● Challenge
The listing below must be repeated word for word, with its images excluded.

[Dataset records]
◇ ◇ ◇
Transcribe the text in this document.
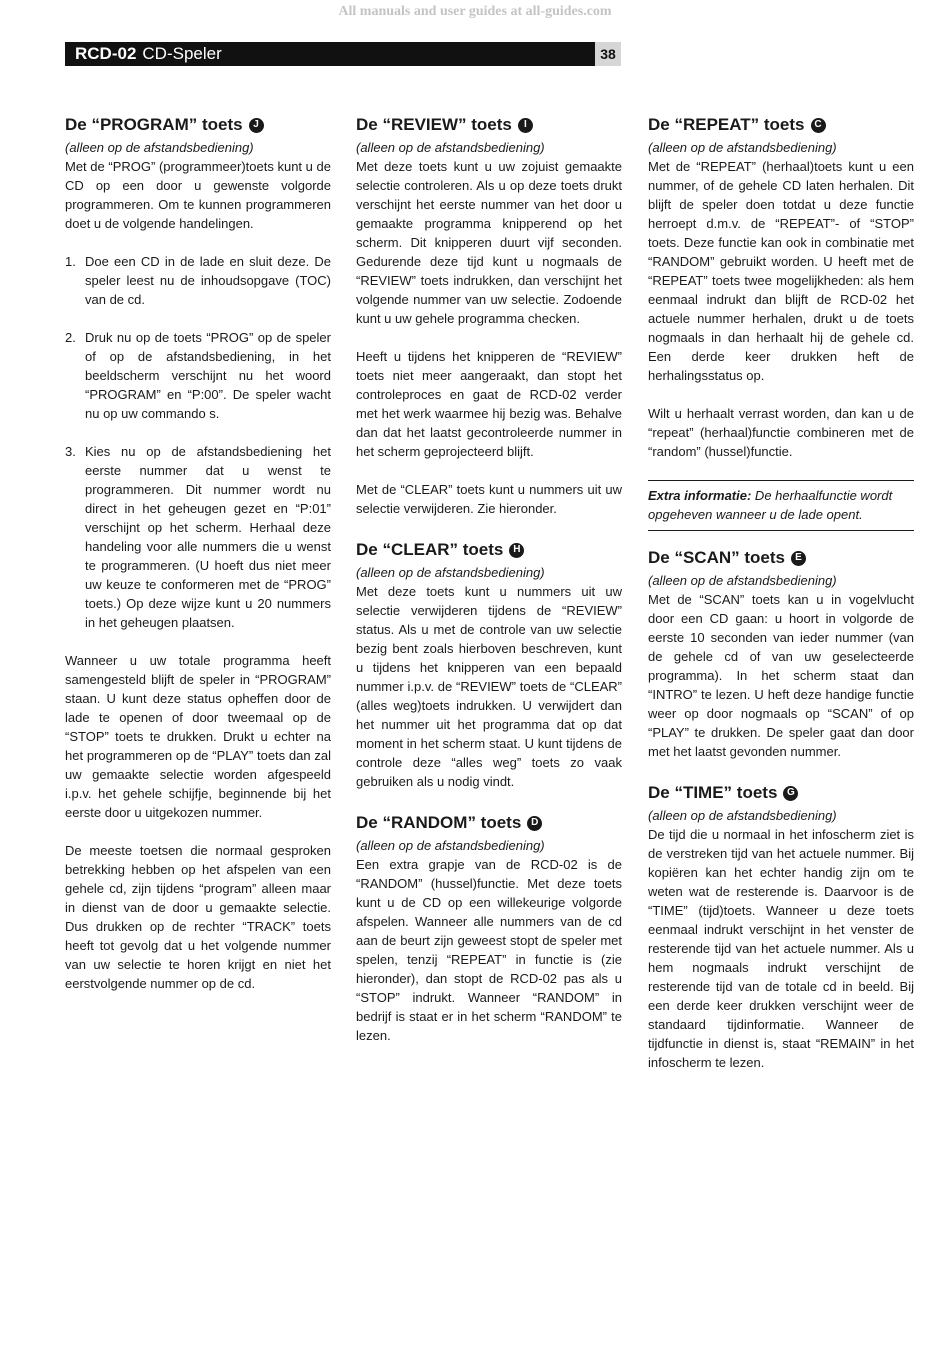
All manuals and user guides at all-guides.com
RCD-02 CD-Speler	38
De “PROGRAM” toets	J
(alleen op de afstandsbediening)

Met de “PROG” (programmeer)toets kunt u de CD op een door u gewenste volgorde programmeren. Om te kunnen programmeren doet u de volgende handelingen.

1. Doe een CD in de lade en sluit deze. De speler leest nu de inhoudsopgave (TOC) van de cd.
2. Druk nu op de toets “PROG” op de speler of op de afstandsbediening, in het beeldscherm verschijnt nu het woord “PROGRAM” en “P:00”. De speler wacht nu op uw commando s.
3. Kies nu op de afstandsbediening het eerste nummer dat u wenst te programmeren. Dit nummer wordt nu direct in het geheugen gezet en “P:01” verschijnt op het scherm. Herhaal deze handeling voor alle nummers die u wenst te programmeren. (U hoeft dus niet meer uw keuze te conformeren met de “PROG” toets.) Op deze wijze kunt u 20 nummers in het geheugen plaatsen.

Wanneer u uw totale programma heeft samengesteld blijft de speler in “PROGRAM” staan. U kunt deze status opheffen door de lade te openen of door tweemaal op de “STOP” toets te drukken. Drukt u echter na het programmeren op de “PLAY” toets dan zal uw gemaakte selectie worden afgespeeld i.p.v. het gehele schijfje, beginnende bij het eerste door u uitgekozen nummer.

De meeste toetsen die normaal gesproken betrekking hebben op het afspelen van een gehele cd, zijn tijdens “program” alleen maar in dienst van de door u gemaakte selectie. Dus drukken op de rechter “TRACK” toets heeft tot gevolg dat u het volgende nummer van uw selectie te horen krijgt en niet het eerstvolgende nummer op de cd.

De “REVIEW” toets	I
(alleen op de afstandsbediening)

Met deze toets kunt u uw zojuist gemaakte selectie controleren. Als u op deze toets drukt verschijnt het eerste nummer van het door u gemaakte programma knipperend op het scherm. Dit knipperen duurt vijf seconden. Gedurende deze tijd kunt u nogmaals de “REVIEW” toets indrukken, dan verschijnt het volgende nummer van uw selectie. Zodoende kunt u uw gehele programma checken.

Heeft u tijdens het knipperen de “REVIEW” toets niet meer aangeraakt, dan stopt het controleproces en gaat de RCD-02 verder met het werk waarmee hij bezig was. Behalve dan dat het laatst gecontroleerde nummer in het scherm geprojecteerd blijft.

Met de “CLEAR” toets kunt u nummers uit uw selectie verwijderen. Zie hieronder.

De “CLEAR” toets H
(alleen op de afstandsbediening)

Met deze toets kunt u nummers uit uw selectie verwijderen tijdens de “REVIEW” status. Als u met de controle van uw selectie bezig bent zoals hierboven beschreven, kunt u tijdens het knipperen van een bepaald nummer i.p.v. de “REVIEW” toets de “CLEAR” (alles weg)toets indrukken. U verwijdert dan het nummer uit het programma dat op dat moment in het scherm staat. U kunt tijdens de controle deze “alles weg” toets zo vaak gebruiken als u nodig vindt.

De “RANDOM” toets D
(alleen op de afstandsbediening)

Een extra grapje van de RCD-02 is de “RANDOM” (hussel)functie. Met deze toets kunt u de CD op een willekeurige volgorde afspelen. Wanneer alle nummers van de cd aan de beurt zijn geweest stopt de speler met spelen, tenzij “REPEAT” in functie is (zie hieronder), dan stopt de RCD-02 pas als u “STOP” indrukt. Wanneer “RANDOM” in bedrijf is staat er in het scherm “RANDOM” te lezen.

De “REPEAT” toets C
(alleen op de afstandsbediening)

Met de “REPEAT” (herhaal)toets kunt u een nummer, of de gehele CD laten herhalen. Dit blijft de speler doen totdat u deze functie herroept d.m.v. de “REPEAT”- of “STOP” toets. Deze functie kan ook in combinatie met “RANDOM” gebruikt worden. U heeft met de “REPEAT” toets twee mogelijkheden: als hem eenmaal indrukt dan blijft de RCD-02 het actuele nummer herhalen, drukt u de toets nogmaals in dan herhaalt hij de gehele cd. Een derde keer drukken heft de herhalingsstatus op.

Wilt u herhaalt verrast worden, dan kan u de “repeat” (herhaal)functie combineren met de “random” (hussel)functie.

Extra informatie: De herhaalfunctie wordt opgeheven wanneer u de lade opent.
De “SCAN” toets	E
(alleen op de afstandsbediening)

Met de “SCAN” toets kan u in vogelvlucht door een CD gaan: u hoort in volgorde de eerste 10 seconden van ieder nummer (van de gehele cd of van uw geselecteerde programma). In het scherm staat dan “INTRO” te lezen. U heft deze handige functie weer op door nogmaals op “SCAN” of op “PLAY” te drukken. De speler gaat dan door met het laatst gevonden nummer.

De “TIME” toets G
(alleen op de afstandsbediening)

De tijd die u normaal in het infoscherm ziet is de verstreken tijd van het actuele nummer. Bij kopiëren kan het echter handig zijn om te weten wat de resterende is. Daarvoor is de “TIME” (tijd)toets. Wanneer u deze toets eenmaal indrukt verschijnt in het venster de resterende tijd van het actuele nummer. Als u hem nogmaals indrukt verschijnt de resterende tijd van de totale cd in beeld. Bij een derde keer drukken verschijnt weer de standaard tijdinformatie. Wanneer de tijdfunctie in dienst is, staat “REMAIN” in het infoscherm te lezen.
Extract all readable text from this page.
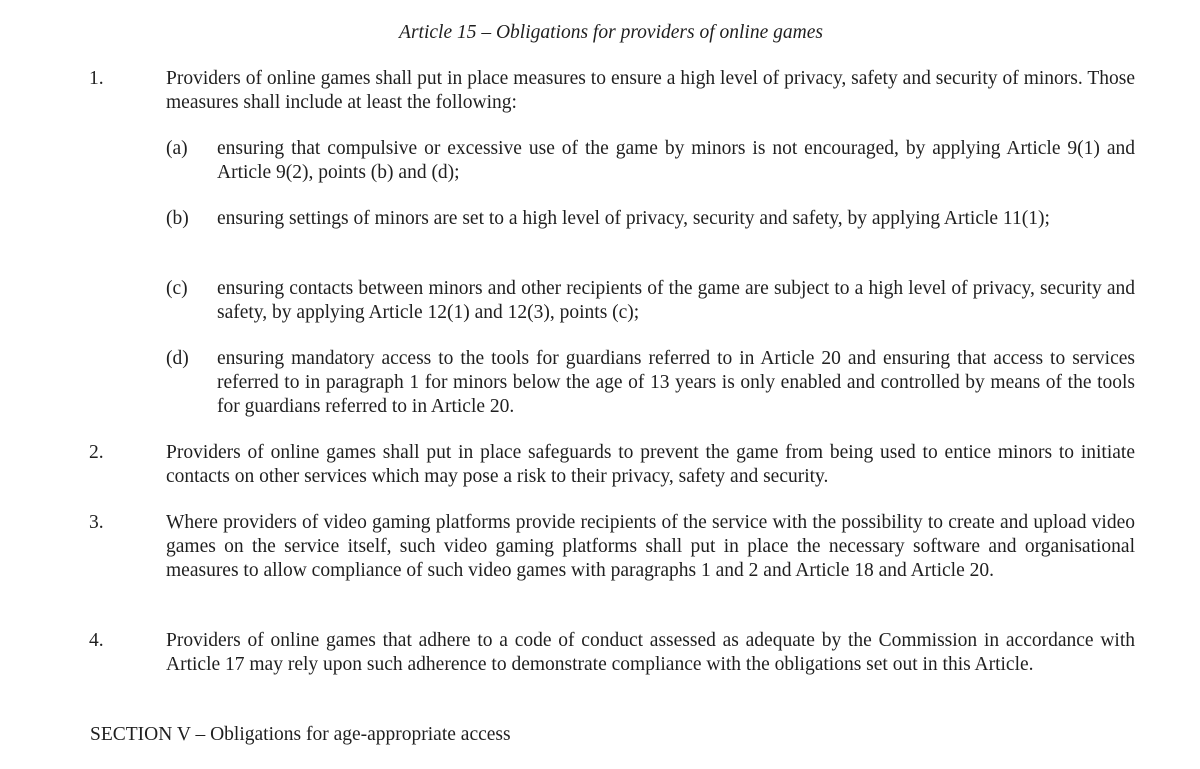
Article 15 – Obligations for providers of online games
1.	Providers of online games shall put in place measures to ensure a high level of privacy, safety and security of minors. Those measures shall include at least the following:
(a) ensuring that compulsive or excessive use of the game by minors is not encouraged, by applying Article 9(1) and Article 9(2), points (b) and (d);
(b) ensuring settings of minors are set to a high level of privacy, security and safety, by applying Article 11(1);
(c) ensuring contacts between minors and other recipients of the game are subject to a high level of privacy, security and safety, by applying Article 12(1) and 12(3), points (c);
(d) ensuring mandatory access to the tools for guardians referred to in Article 20 and ensuring that access to services referred to in paragraph 1 for minors below the age of 13 years is only enabled and controlled by means of the tools for guardians referred to in Article 20.
2.	Providers of online games shall put in place safeguards to prevent the game from being used to entice minors to initiate contacts on other services which may pose a risk to their privacy, safety and security.
3.	Where providers of video gaming platforms provide recipients of the service with the possibility to create and upload video games on the service itself, such video gaming platforms shall put in place the necessary software and organisational measures to allow compliance of such video games with paragraphs 1 and 2 and Article 18 and Article 20.
4.	Providers of online games that adhere to a code of conduct assessed as adequate by the Commission in accordance with Article 17 may rely upon such adherence to demonstrate compliance with the obligations set out in this Article.
SECTION V – Obligations for age-appropriate access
◇ ◇ ◇
● Right answer
Transcribe the text in this document.
All manuals and user guides at all-guides.com
RCD-02 CD-Speler	38
De “PROGRAM” toets	J
(alleen op de afstandsbediening)

Met de “PROG” (programmeer)toets kunt u de CD op een door u gewenste volgorde programmeren. Om te kunnen programmeren doet u de volgende handelingen.

1. Doe een CD in de lade en sluit deze. De speler leest nu de inhoudsopgave (TOC) van de cd.
2. Druk nu op de toets “PROG” op de speler of op de afstandsbediening, in het beeldscherm verschijnt nu het woord “PROGRAM” en “P:00”. De speler wacht nu op uw commando s.
3. Kies nu op de afstandsbediening het eerste nummer dat u wenst te programmeren. Dit nummer wordt nu direct in het geheugen gezet en “P:01” verschijnt op het scherm. Herhaal deze handeling voor alle nummers die u wenst te programmeren. (U hoeft dus niet meer uw keuze te conformeren met de “PROG” toets.) Op deze wijze kunt u 20 nummers in het geheugen plaatsen.

Wanneer u uw totale programma heeft samengesteld blijft de speler in “PROGRAM” staan. U kunt deze status opheffen door de lade te openen of door tweemaal op de “STOP” toets te drukken. Drukt u echter na het programmeren op de “PLAY” toets dan zal uw gemaakte selectie worden afgespeeld i.p.v. het gehele schijfje, beginnende bij het eerste door u uitgekozen nummer.

De meeste toetsen die normaal gesproken betrekking hebben op het afspelen van een gehele cd, zijn tijdens “program” alleen maar in dienst van de door u gemaakte selectie. Dus drukken op de rechter “TRACK” toets heeft tot gevolg dat u het volgende nummer van uw selectie te horen krijgt en niet het eerstvolgende nummer op de cd.

De “REVIEW” toets	I
(alleen op de afstandsbediening)

Met deze toets kunt u uw zojuist gemaakte selectie controleren. Als u op deze toets drukt verschijnt het eerste nummer van het door u gemaakte programma knipperend op het scherm. Dit knipperen duurt vijf seconden. Gedurende deze tijd kunt u nogmaals de “REVIEW” toets indrukken, dan verschijnt het volgende nummer van uw selectie. Zodoende kunt u uw gehele programma checken.

Heeft u tijdens het knipperen de “REVIEW” toets niet meer aangeraakt, dan stopt het controleproces en gaat de RCD-02 verder met het werk waarmee hij bezig was. Behalve dan dat het laatst gecontroleerde nummer in het scherm geprojecteerd blijft.

Met de “CLEAR” toets kunt u nummers uit uw selectie verwijderen. Zie hieronder.

De “CLEAR” toets H
(alleen op de afstandsbediening)

Met deze toets kunt u nummers uit uw selectie verwijderen tijdens de “REVIEW” status. Als u met de controle van uw selectie bezig bent zoals hierboven beschreven, kunt u tijdens het knipperen van een bepaald nummer i.p.v. de “REVIEW” toets de “CLEAR” (alles weg)toets indrukken. U verwijdert dan het nummer uit het programma dat op dat moment in het scherm staat. U kunt tijdens de controle deze “alles weg” toets zo vaak gebruiken als u nodig vindt.

De “RANDOM” toets D
(alleen op de afstandsbediening)

Een extra grapje van de RCD-02 is de “RANDOM” (hussel)functie. Met deze toets kunt u de CD op een willekeurige volgorde afspelen. Wanneer alle nummers van de cd aan de beurt zijn geweest stopt de speler met spelen, tenzij “REPEAT” in functie is (zie hieronder), dan stopt de RCD-02 pas als u “STOP” indrukt. Wanneer “RANDOM” in bedrijf is staat er in het scherm “RANDOM” te lezen.

De “REPEAT” toets C
(alleen op de afstandsbediening)

Met de “REPEAT” (herhaal)toets kunt u een nummer, of de gehele CD laten herhalen. Dit blijft de speler doen totdat u deze functie herroept d.m.v. de “REPEAT”- of “STOP” toets. Deze functie kan ook in combinatie met “RANDOM” gebruikt worden. U heeft met de “REPEAT” toets twee mogelijkheden: als hem eenmaal indrukt dan blijft de RCD-02 het actuele nummer herhalen, drukt u de toets nogmaals in dan herhaalt hij de gehele cd. Een derde keer drukken heft de herhalingsstatus op.

Wilt u herhaalt verrast worden, dan kan u de “repeat” (herhaal)functie combineren met de “random” (hussel)functie.

Extra informatie: De herhaalfunctie wordt opgeheven wanneer u de lade opent.
De “SCAN” toets	E
(alleen op de afstandsbediening)

Met de “SCAN” toets kan u in vogelvlucht door een CD gaan: u hoort in volgorde de eerste 10 seconden van ieder nummer (van de gehele cd of van uw geselecteerde programma). In het scherm staat dan “INTRO” te lezen. U heft deze handige functie weer op door nogmaals op “SCAN” of op “PLAY” te drukken. De speler gaat dan door met het laatst gevonden nummer.

De “TIME” toets G
(alleen op de afstandsbediening)

De tijd die u normaal in het infoscherm ziet is de verstreken tijd van het actuele nummer. Bij kopiëren kan het echter handig zijn om te weten wat de resterende is. Daarvoor is de “TIME” (tijd)toets. Wanneer u deze toets eenmaal indrukt verschijnt in het venster de resterende tijd van het actuele nummer. Als u hem nogmaals indrukt verschijnt de resterende tijd van de totale cd in beeld. Bij een derde keer drukken verschijnt weer de standaard tijdinformatie. Wanneer de tijdfunctie in dienst is, staat “REMAIN” in het infoscherm te lezen.
Extract all readable text from this page.
Article 15 – Obligations for providers of online games
1.	Providers of online games shall put in place measures to ensure a high level of privacy, safety and security of minors. Those measures shall include at least the following:
(a) ensuring that compulsive or excessive use of the game by minors is not encouraged, by applying Article 9(1) and Article 9(2), points (b) and (d);
(b) ensuring settings of minors are set to a high level of privacy, security and safety, by applying Article 11(1);
(c) ensuring contacts between minors and other recipients of the game are subject to a high level of privacy, security and safety, by applying Article 12(1) and 12(3), points (c);
(d) ensuring mandatory access to the tools for guardians referred to in Article 20 and ensuring that access to services referred to in paragraph 1 for minors below the age of 13 years is only enabled and controlled by means of the tools for guardians referred to in Article 20.
2.	Providers of online games shall put in place safeguards to prevent the game from being used to entice minors to initiate contacts on other services which may pose a risk to their privacy, safety and security.
3.	Where providers of video gaming platforms provide recipients of the service with the possibility to create and upload video games on the service itself, such video gaming platforms shall put in place the necessary software and organisational measures to allow compliance of such video games with paragraphs 1 and 2 and Article 18 and Article 20.
4.	Providers of online games that adhere to a code of conduct assessed as adequate by the Commission in accordance with Article 17 may rely upon such adherence to demonstrate compliance with the obligations set out in this Article.
SECTION V – Obligations for age-appropriate access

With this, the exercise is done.